[Begin Input data]

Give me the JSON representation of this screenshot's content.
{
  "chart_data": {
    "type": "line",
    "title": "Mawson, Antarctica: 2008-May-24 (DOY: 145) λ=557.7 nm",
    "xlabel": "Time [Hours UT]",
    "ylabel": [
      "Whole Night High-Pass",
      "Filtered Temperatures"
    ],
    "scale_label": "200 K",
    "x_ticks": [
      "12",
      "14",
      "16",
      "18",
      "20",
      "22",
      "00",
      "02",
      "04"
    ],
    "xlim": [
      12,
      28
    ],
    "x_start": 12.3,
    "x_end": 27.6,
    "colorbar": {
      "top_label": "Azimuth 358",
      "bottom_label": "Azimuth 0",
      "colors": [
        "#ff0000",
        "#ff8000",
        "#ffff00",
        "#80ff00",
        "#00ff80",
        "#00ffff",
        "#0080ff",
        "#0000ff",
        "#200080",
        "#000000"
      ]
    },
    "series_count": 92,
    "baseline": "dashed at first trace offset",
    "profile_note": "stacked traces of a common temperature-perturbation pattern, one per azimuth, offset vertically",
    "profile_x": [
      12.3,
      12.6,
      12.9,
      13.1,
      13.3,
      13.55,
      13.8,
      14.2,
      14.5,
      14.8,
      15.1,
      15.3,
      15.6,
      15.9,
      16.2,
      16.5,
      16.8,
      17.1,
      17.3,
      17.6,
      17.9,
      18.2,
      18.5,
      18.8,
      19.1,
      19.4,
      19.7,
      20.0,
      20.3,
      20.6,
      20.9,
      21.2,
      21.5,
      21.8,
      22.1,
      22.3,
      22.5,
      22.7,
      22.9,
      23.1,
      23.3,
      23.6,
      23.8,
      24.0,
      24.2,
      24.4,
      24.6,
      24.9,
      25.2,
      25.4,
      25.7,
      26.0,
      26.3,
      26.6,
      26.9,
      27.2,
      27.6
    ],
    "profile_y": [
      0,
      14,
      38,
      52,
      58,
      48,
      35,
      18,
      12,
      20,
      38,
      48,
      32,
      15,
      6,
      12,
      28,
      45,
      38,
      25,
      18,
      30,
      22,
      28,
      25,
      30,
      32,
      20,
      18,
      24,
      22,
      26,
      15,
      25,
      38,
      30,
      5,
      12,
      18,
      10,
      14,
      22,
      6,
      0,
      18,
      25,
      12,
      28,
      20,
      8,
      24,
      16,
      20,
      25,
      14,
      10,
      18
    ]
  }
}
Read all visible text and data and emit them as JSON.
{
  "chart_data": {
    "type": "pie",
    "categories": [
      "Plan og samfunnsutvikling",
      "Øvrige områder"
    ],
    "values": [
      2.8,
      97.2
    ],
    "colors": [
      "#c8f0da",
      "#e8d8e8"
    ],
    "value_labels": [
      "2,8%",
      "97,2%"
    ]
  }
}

[End Input data]

» What you need to do
Which lines in the listing above hold the word "offset"? Show each of them.

» Written answer
    "baseline": "dashed at first trace offset",
    "profile_note": "stacked traces of a common temperature-perturbation pattern, one per azimuth, offset vertically",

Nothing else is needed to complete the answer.